THE INPUT

_ _ _ _

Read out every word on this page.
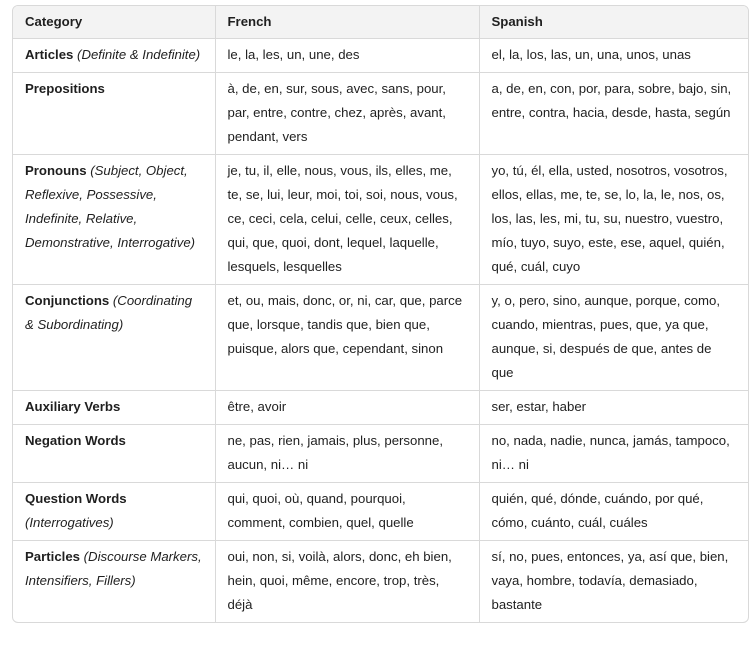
Category	French	Spanish
Articles (Definite & Indefinite)	le, la, les, un, une, des	el, la, los, las, un, una, unos, unas
Prepositions	à, de, en, sur, sous, avec, sans, pour, par, entre, contre, chez, après, avant, pendant, vers	a, de, en, con, por, para, sobre, bajo, sin, entre, contra, hacia, desde, hasta, según
Pronouns (Subject, Object, Reflexive, Possessive, Indefinite, Relative, Demonstrative, Interrogative)	je, tu, il, elle, nous, vous, ils, elles, me, te, se, lui, leur, moi, toi, soi, nous, vous, ce, ceci, cela, celui, celle, ceux, celles, qui, que, quoi, dont, lequel, laquelle, lesquels, lesquelles	yo, tú, él, ella, usted, nosotros, vosotros, ellos, ellas, me, te, se, lo, la, le, nos, os, los, las, les, mi, tu, su, nuestro, vuestro, mío, tuyo, suyo, este, ese, aquel, quién, qué, cuál, cuyo
Conjunctions (Coordinating & Subordinating)	et, ou, mais, donc, or, ni, car, que, parce que, lorsque, tandis que, bien que, puisque, alors que, cependant, sinon	y, o, pero, sino, aunque, porque, como, cuando, mientras, pues, que, ya que, aunque, si, después de que, antes de que
Auxiliary Verbs	être, avoir	ser, estar, haber
Negation Words	ne, pas, rien, jamais, plus, personne, aucun, ni… ni	no, nada, nadie, nunca, jamás, tampoco, ni… ni
Question Words (Interrogatives)	qui, quoi, où, quand, pourquoi, comment, combien, quel, quelle	quién, qué, dónde, cuándo, por qué, cómo, cuánto, cuál, cuáles
Particles (Discourse Markers, Intensifiers, Fillers)	oui, non, si, voilà, alors, donc, eh bien, hein, quoi, même, encore, trop, très, déjà	sí, no, pues, entonces, ya, así que, bien, vaya, hombre, todavía, demasiado, bastante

_ _ _ _

SHORT TASK
Which lines contain "quién"? Show each of them.

SOLUTION
Pronouns (Subject, Object, Reflexive, Possessive, Indefinite, Relative, Demonstrative, Interrogative)	je, tu, il, elle, nous, vous, ils, elles, me, te, se, lui, leur, moi, toi, soi, nous, vous, ce, ceci, cela, celui, celle, ceux, celles, qui, que, quoi, dont, lequel, laquelle, lesquels, lesquelles	yo, tú, él, ella, usted, nosotros, vosotros, ellos, ellas, me, te, se, lo, la, le, nos, os, los, las, les, mi, tu, su, nuestro, vuestro, mío, tuyo, suyo, este, ese, aquel, quién, qué, cuál, cuyo
Question Words (Interrogatives)	qui, quoi, où, quand, pourquoi, comment, combien, quel, quelle	quién, qué, dónde, cuándo, por qué, cómo, cuánto, cuál, cuáles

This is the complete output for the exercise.